BEGIN Provided data

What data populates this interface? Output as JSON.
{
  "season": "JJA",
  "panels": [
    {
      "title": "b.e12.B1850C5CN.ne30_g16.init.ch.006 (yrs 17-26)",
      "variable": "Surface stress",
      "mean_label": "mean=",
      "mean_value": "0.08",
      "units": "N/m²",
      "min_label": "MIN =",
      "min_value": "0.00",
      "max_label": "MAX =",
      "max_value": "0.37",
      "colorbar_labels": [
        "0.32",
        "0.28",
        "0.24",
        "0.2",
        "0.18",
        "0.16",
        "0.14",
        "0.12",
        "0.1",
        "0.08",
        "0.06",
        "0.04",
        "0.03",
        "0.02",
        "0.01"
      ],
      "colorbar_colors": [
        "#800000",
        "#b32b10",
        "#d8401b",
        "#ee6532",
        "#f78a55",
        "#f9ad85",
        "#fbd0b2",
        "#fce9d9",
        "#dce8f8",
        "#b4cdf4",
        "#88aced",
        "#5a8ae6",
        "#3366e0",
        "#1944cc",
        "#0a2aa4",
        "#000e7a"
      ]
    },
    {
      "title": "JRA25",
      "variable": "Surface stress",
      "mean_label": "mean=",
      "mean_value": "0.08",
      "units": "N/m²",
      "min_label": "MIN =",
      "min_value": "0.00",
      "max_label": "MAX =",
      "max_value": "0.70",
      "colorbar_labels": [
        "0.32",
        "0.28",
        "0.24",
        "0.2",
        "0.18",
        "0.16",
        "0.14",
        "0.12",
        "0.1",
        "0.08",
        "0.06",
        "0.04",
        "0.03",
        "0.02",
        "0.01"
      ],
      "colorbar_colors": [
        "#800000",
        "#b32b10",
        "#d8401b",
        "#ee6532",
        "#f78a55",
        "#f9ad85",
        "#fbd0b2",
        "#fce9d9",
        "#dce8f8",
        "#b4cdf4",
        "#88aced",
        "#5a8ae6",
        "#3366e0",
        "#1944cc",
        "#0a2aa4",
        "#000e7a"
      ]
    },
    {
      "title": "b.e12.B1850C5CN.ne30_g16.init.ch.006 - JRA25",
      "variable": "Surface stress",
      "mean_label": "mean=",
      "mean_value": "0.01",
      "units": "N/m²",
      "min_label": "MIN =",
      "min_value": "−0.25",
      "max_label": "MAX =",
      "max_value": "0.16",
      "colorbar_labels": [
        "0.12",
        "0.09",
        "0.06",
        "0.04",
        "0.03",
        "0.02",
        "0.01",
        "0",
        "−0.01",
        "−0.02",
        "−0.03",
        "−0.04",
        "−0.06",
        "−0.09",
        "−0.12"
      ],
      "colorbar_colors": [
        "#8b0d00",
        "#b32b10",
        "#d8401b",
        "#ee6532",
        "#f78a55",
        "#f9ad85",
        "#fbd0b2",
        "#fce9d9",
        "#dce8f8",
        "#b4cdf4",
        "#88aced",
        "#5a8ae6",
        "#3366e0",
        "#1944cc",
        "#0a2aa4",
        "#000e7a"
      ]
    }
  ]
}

END Provided data

Exercise task:
Output every line above without altering anything.

The solution:
What data populates this interface? Output as JSON.
{
  "season": "JJA",
  "panels": [
    {
      "title": "b.e12.B1850C5CN.ne30_g16.init.ch.006 (yrs 17-26)",
      "variable": "Surface stress",
      "mean_label": "mean=",
      "mean_value": "0.08",
      "units": "N/m²",
      "min_label": "MIN =",
      "min_value": "0.00",
      "max_label": "MAX =",
      "max_value": "0.37",
      "colorbar_labels": [
        "0.32",
        "0.28",
        "0.24",
        "0.2",
        "0.18",
        "0.16",
        "0.14",
        "0.12",
        "0.1",
        "0.08",
        "0.06",
        "0.04",
        "0.03",
        "0.02",
        "0.01"
      ],
      "colorbar_colors": [
        "#800000",
        "#b32b10",
        "#d8401b",
        "#ee6532",
        "#f78a55",
        "#f9ad85",
        "#fbd0b2",
        "#fce9d9",
        "#dce8f8",
        "#b4cdf4",
        "#88aced",
        "#5a8ae6",
        "#3366e0",
        "#1944cc",
        "#0a2aa4",
        "#000e7a"
      ]
    },
    {
      "title": "JRA25",
      "variable": "Surface stress",
      "mean_label": "mean=",
      "mean_value": "0.08",
      "units": "N/m²",
      "min_label": "MIN =",
      "min_value": "0.00",
      "max_label": "MAX =",
      "max_value": "0.70",
      "colorbar_labels": [
        "0.32",
        "0.28",
        "0.24",
        "0.2",
        "0.18",
        "0.16",
        "0.14",
        "0.12",
        "0.1",
        "0.08",
        "0.06",
        "0.04",
        "0.03",
        "0.02",
        "0.01"
      ],
      "colorbar_colors": [
        "#800000",
        "#b32b10",
        "#d8401b",
        "#ee6532",
        "#f78a55",
        "#f9ad85",
        "#fbd0b2",
        "#fce9d9",
        "#dce8f8",
        "#b4cdf4",
        "#88aced",
        "#5a8ae6",
        "#3366e0",
        "#1944cc",
        "#0a2aa4",
        "#000e7a"
      ]
    },
    {
      "title": "b.e12.B1850C5CN.ne30_g16.init.ch.006 - JRA25",
      "variable": "Surface stress",
      "mean_label": "mean=",
      "mean_value": "0.01",
      "units": "N/m²",
      "min_label": "MIN =",
      "min_value": "−0.25",
      "max_label": "MAX =",
      "max_value": "0.16",
      "colorbar_labels": [
        "0.12",
        "0.09",
        "0.06",
        "0.04",
        "0.03",
        "0.02",
        "0.01",
        "0",
        "−0.01",
        "−0.02",
        "−0.03",
        "−0.04",
        "−0.06",
        "−0.09",
        "−0.12"
      ],
      "colorbar_colors": [
        "#8b0d00",
        "#b32b10",
        "#d8401b",
        "#ee6532",
        "#f78a55",
        "#f9ad85",
        "#fbd0b2",
        "#fce9d9",
        "#dce8f8",
        "#b4cdf4",
        "#88aced",
        "#5a8ae6",
        "#3366e0",
        "#1944cc",
        "#0a2aa4",
        "#000e7a"
      ]
    }
  ]
}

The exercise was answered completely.